#### [REQUEST]
Find the lines with the string "name" and return them.

START THE INPUT

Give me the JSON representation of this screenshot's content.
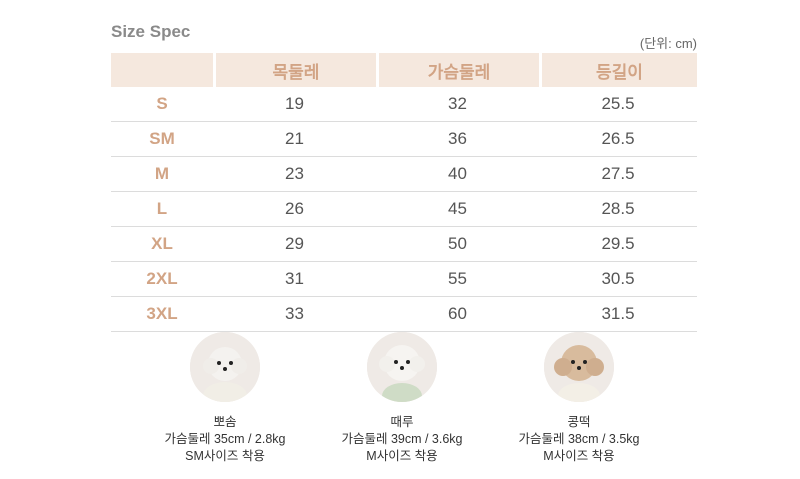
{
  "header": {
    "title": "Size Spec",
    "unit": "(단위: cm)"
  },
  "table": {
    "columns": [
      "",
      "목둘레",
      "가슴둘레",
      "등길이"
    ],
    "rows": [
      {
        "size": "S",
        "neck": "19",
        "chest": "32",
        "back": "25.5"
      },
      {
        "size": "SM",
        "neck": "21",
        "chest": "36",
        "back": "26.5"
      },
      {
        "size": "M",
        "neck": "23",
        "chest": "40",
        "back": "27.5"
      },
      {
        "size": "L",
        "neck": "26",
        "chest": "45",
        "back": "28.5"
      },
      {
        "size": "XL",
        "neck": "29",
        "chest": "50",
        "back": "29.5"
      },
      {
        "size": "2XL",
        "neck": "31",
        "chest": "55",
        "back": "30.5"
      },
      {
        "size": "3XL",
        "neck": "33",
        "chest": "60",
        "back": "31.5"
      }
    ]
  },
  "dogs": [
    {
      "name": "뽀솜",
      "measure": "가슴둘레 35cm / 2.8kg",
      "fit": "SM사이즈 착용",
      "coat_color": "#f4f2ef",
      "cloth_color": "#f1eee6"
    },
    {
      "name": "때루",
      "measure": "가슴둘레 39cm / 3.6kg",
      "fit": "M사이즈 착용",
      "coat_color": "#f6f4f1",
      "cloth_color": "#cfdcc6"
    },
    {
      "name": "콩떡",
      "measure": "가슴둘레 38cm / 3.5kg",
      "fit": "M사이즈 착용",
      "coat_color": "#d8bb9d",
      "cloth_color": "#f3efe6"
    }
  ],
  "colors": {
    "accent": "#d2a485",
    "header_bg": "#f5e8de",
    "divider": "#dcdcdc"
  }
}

END THE INPUT
START THE INPUT

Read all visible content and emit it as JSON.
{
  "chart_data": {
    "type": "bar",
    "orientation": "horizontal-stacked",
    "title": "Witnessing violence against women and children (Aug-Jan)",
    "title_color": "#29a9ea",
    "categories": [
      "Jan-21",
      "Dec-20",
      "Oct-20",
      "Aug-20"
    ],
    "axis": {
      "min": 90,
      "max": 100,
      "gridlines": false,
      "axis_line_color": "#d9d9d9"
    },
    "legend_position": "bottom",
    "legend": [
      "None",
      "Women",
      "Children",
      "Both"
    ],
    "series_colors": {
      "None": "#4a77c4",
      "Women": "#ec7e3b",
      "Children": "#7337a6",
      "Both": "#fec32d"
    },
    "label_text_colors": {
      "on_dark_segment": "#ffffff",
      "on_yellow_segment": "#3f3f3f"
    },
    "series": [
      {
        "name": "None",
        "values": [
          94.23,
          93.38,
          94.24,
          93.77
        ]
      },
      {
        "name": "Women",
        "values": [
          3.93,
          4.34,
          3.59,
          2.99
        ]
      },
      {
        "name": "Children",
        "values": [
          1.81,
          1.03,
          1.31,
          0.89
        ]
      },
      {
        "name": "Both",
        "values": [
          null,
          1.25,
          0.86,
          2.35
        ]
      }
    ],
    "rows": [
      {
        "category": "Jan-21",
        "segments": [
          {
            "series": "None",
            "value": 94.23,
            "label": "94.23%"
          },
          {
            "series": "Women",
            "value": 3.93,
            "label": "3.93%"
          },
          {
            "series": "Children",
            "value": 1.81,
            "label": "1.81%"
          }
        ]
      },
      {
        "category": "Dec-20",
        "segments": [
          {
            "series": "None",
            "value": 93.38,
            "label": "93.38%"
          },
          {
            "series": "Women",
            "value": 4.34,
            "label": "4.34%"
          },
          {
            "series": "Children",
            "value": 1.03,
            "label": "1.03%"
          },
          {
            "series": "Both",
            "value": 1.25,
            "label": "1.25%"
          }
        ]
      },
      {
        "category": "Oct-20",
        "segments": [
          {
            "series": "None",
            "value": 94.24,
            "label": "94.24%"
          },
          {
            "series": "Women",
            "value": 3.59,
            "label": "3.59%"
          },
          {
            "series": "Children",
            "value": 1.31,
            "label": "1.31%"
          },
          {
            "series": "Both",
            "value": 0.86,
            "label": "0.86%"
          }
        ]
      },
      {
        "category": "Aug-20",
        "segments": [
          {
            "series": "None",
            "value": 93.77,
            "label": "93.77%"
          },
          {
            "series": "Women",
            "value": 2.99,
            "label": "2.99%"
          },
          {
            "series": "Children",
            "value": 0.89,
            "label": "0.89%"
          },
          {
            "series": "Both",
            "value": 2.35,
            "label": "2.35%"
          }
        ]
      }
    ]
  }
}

END THE INPUT

#### [COMPLETED TASK]
      "name": "뽀솜",
      "name": "때루",
      "name": "콩떡",
        "name": "None",
        "name": "Women",
        "name": "Children",
        "name": "Both",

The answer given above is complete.